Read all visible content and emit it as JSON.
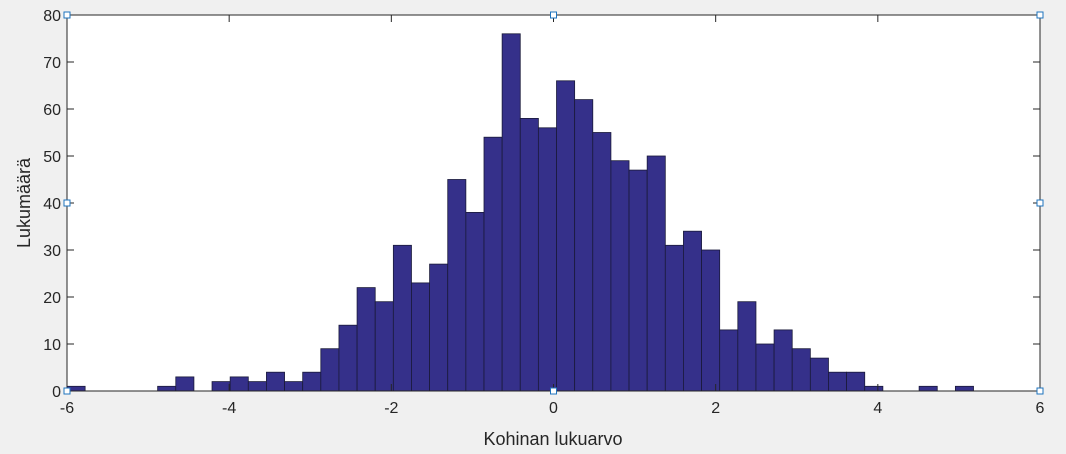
{
  "chart_data": {
    "type": "bar",
    "subtype": "histogram",
    "title": "",
    "xlabel": "Kohinan lukuarvo",
    "ylabel": "Lukumäärä",
    "xlim": [
      -6,
      6
    ],
    "ylim": [
      0,
      80
    ],
    "xticks": [
      -6,
      -4,
      -2,
      0,
      2,
      4,
      6
    ],
    "yticks": [
      0,
      10,
      20,
      30,
      40,
      50,
      60,
      70,
      80
    ],
    "grid": false,
    "bar_color": "#35308a",
    "bar_edge_color": "#1a1a3a",
    "background_color": "#f0f0f0",
    "plot_area_color": "#ffffff",
    "bin_width": 0.2236,
    "bins": [
      {
        "x0": -6.0,
        "count": 1
      },
      {
        "x0": -5.7764,
        "count": 0
      },
      {
        "x0": -5.5528,
        "count": 0
      },
      {
        "x0": -5.3292,
        "count": 0
      },
      {
        "x0": -5.1056,
        "count": 0
      },
      {
        "x0": -4.882,
        "count": 1
      },
      {
        "x0": -4.6584,
        "count": 3
      },
      {
        "x0": -4.4348,
        "count": 0
      },
      {
        "x0": -4.2112,
        "count": 2
      },
      {
        "x0": -3.9876,
        "count": 3
      },
      {
        "x0": -3.764,
        "count": 2
      },
      {
        "x0": -3.5404,
        "count": 4
      },
      {
        "x0": -3.3168,
        "count": 2
      },
      {
        "x0": -3.0932,
        "count": 4
      },
      {
        "x0": -2.8696,
        "count": 9
      },
      {
        "x0": -2.646,
        "count": 14
      },
      {
        "x0": -2.4224,
        "count": 22
      },
      {
        "x0": -2.1988,
        "count": 19
      },
      {
        "x0": -1.9752,
        "count": 31
      },
      {
        "x0": -1.7516,
        "count": 23
      },
      {
        "x0": -1.528,
        "count": 27
      },
      {
        "x0": -1.3044,
        "count": 45
      },
      {
        "x0": -1.0808,
        "count": 38
      },
      {
        "x0": -0.8572,
        "count": 54
      },
      {
        "x0": -0.6336,
        "count": 76
      },
      {
        "x0": -0.41,
        "count": 58
      },
      {
        "x0": -0.1864,
        "count": 56
      },
      {
        "x0": 0.0372,
        "count": 66
      },
      {
        "x0": 0.2608,
        "count": 62
      },
      {
        "x0": 0.4844,
        "count": 55
      },
      {
        "x0": 0.708,
        "count": 49
      },
      {
        "x0": 0.9316,
        "count": 47
      },
      {
        "x0": 1.1552,
        "count": 50
      },
      {
        "x0": 1.3788,
        "count": 31
      },
      {
        "x0": 1.6024,
        "count": 34
      },
      {
        "x0": 1.826,
        "count": 30
      },
      {
        "x0": 2.0496,
        "count": 13
      },
      {
        "x0": 2.2732,
        "count": 19
      },
      {
        "x0": 2.4968,
        "count": 10
      },
      {
        "x0": 2.7204,
        "count": 13
      },
      {
        "x0": 2.944,
        "count": 9
      },
      {
        "x0": 3.1676,
        "count": 7
      },
      {
        "x0": 3.3912,
        "count": 4
      },
      {
        "x0": 3.6148,
        "count": 4
      },
      {
        "x0": 3.8384,
        "count": 1
      },
      {
        "x0": 4.062,
        "count": 0
      },
      {
        "x0": 4.2856,
        "count": 0
      },
      {
        "x0": 4.5092,
        "count": 1
      },
      {
        "x0": 4.7328,
        "count": 0
      },
      {
        "x0": 4.9564,
        "count": 1
      }
    ]
  }
}
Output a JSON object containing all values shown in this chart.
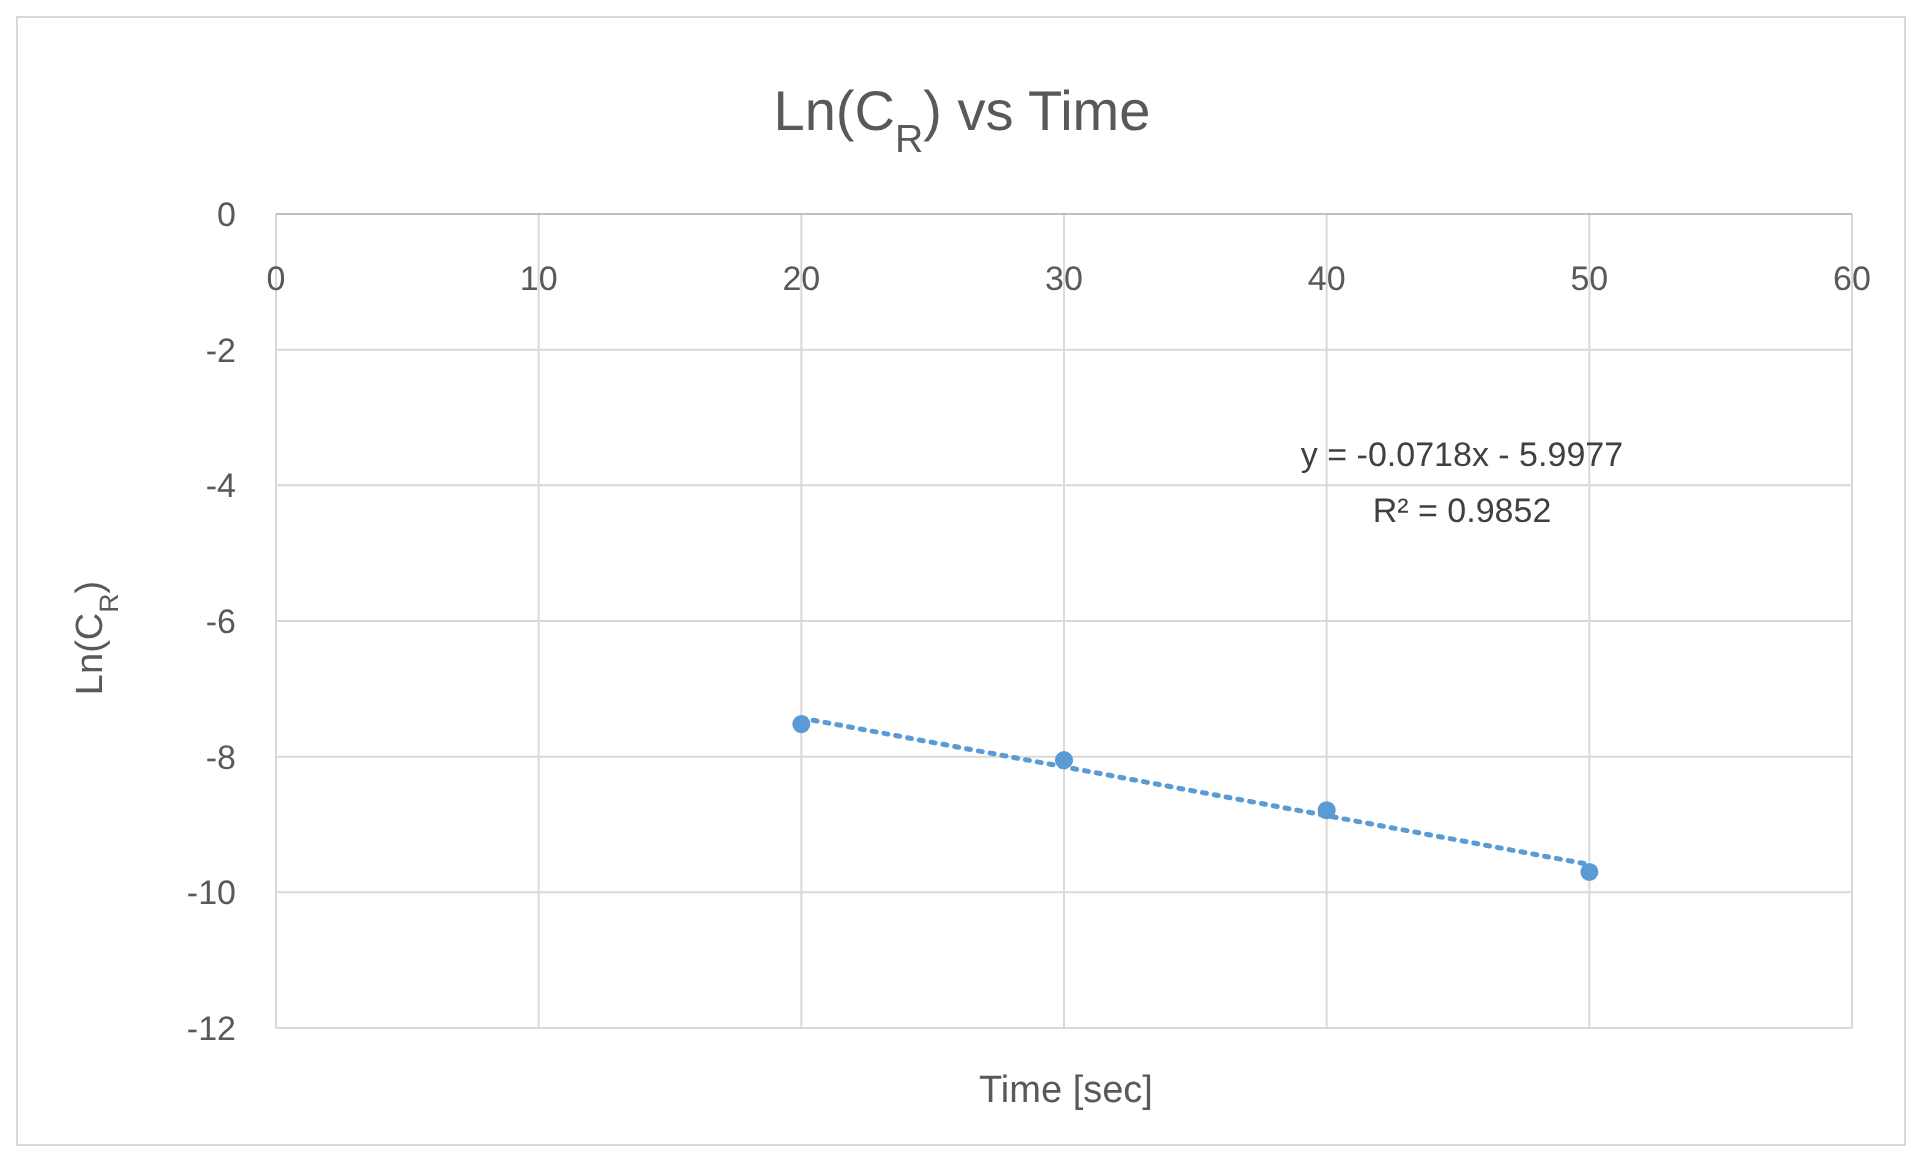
{
  "chart_data": {
    "type": "scatter",
    "title": "Ln(C$_{R}$) vs Time",
    "xlabel": "Time [sec]",
    "ylabel": "Ln(C$_{R}$)",
    "series": [
      {
        "color": "#5b9bd5",
        "marker": "circle",
        "x": [
          20,
          30,
          40,
          50
        ],
        "values": [
          -7.52,
          -8.05,
          -8.79,
          -9.7
        ]
      },
      {
        "type": "line",
        "color": "#5b9bd5",
        "marker": "none",
        "line_style": "dotted",
        "x": [
          20,
          50
        ],
        "values": [
          -7.43,
          -9.59
        ]
      }
    ],
    "xlim": [
      0,
      60
    ],
    "xticks": [
      0,
      10,
      20,
      30,
      40,
      50,
      60
    ],
    "ylim": [
      -12,
      0
    ],
    "yticks": [
      -12,
      -10,
      -8,
      -6,
      -4,
      -2,
      0
    ],
    "grid": true,
    "legend": false,
    "annotations": [
      "y = -0.0718x - 5.9977",
      "R² = 0.9852"
    ]
  }
}
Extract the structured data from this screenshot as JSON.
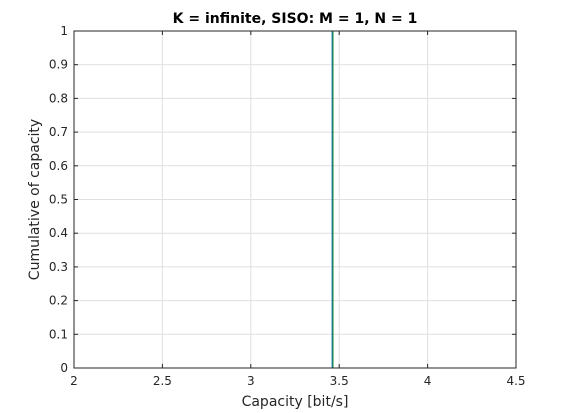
{
  "chart_data": {
    "type": "line",
    "title": "K = infinite, SISO: M = 1, N = 1",
    "xlabel": "Capacity [bit/s]",
    "ylabel": "Cumulative of capacity",
    "xlim": [
      2,
      4.5
    ],
    "ylim": [
      0,
      1
    ],
    "xticks": [
      "2",
      "2.5",
      "3",
      "3.5",
      "4",
      "4.5"
    ],
    "yticks": [
      "0",
      "0.1",
      "0.2",
      "0.3",
      "0.4",
      "0.5",
      "0.6",
      "0.7",
      "0.8",
      "0.9",
      "1"
    ],
    "grid": true,
    "series": [
      {
        "x": [
          3.46,
          3.46
        ],
        "y": [
          0,
          1
        ],
        "color": "#0072bd"
      },
      {
        "x": [
          3.465,
          3.465
        ],
        "y": [
          0,
          1
        ],
        "color": "#228b22"
      }
    ]
  }
}
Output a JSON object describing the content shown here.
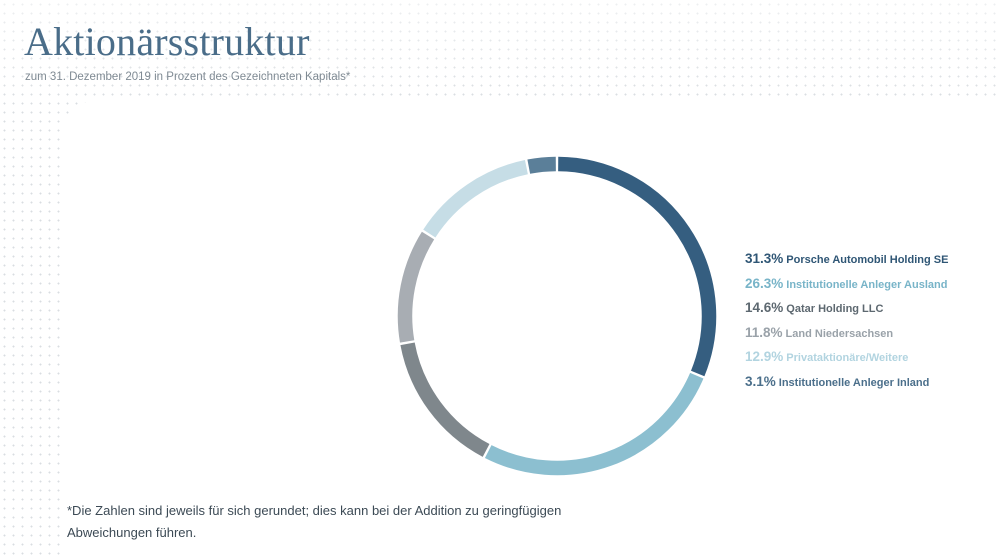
{
  "header": {
    "title": "Aktionärsstruktur",
    "subtitle": "zum 31. Dezember 2019 in Prozent des Gezeichneten Kapitals*"
  },
  "chart_data": {
    "type": "pie",
    "variant": "donut",
    "unit": "%",
    "start": "top",
    "direction": "clockwise",
    "legend_position": "right",
    "series": [
      {
        "label": "Porsche Automobil Holding SE",
        "value": 31.3,
        "display": "31.3%",
        "color": "#355e80"
      },
      {
        "label": "Institutionelle Anleger Ausland",
        "value": 26.3,
        "display": "26.3%",
        "color": "#8cbfd0"
      },
      {
        "label": "Qatar Holding LLC",
        "value": 14.6,
        "display": "14.6%",
        "color": "#7f878c"
      },
      {
        "label": "Land Niedersachsen",
        "value": 11.8,
        "display": "11.8%",
        "color": "#a8adb3"
      },
      {
        "label": "Privataktionäre/Weitere",
        "value": 12.9,
        "display": "12.9%",
        "color": "#c6dde6"
      },
      {
        "label": "Institutionelle Anleger Inland",
        "value": 3.1,
        "display": "3.1%",
        "color": "#5b7f99"
      }
    ],
    "legend_text_colors": [
      "#2f5675",
      "#78b4c8",
      "#5d6870",
      "#9aa2a9",
      "#b2d4e0",
      "#4b6f8b"
    ]
  },
  "footnote": {
    "line1": "*Die Zahlen sind jeweils für sich gerundet; dies kann bei der Addition zu geringfügigen",
    "line2": "Abweichungen führen."
  }
}
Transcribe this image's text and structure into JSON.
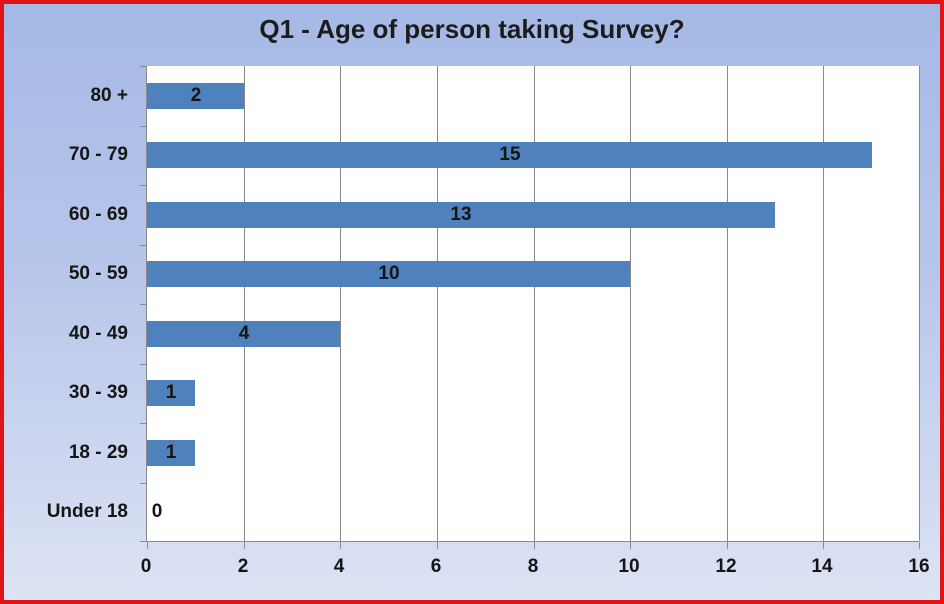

○ ○ ○ ○

**Set exercise**
Within the records above, how many lines include the word "Output"? State the number by itself.

**Exercise answer**
2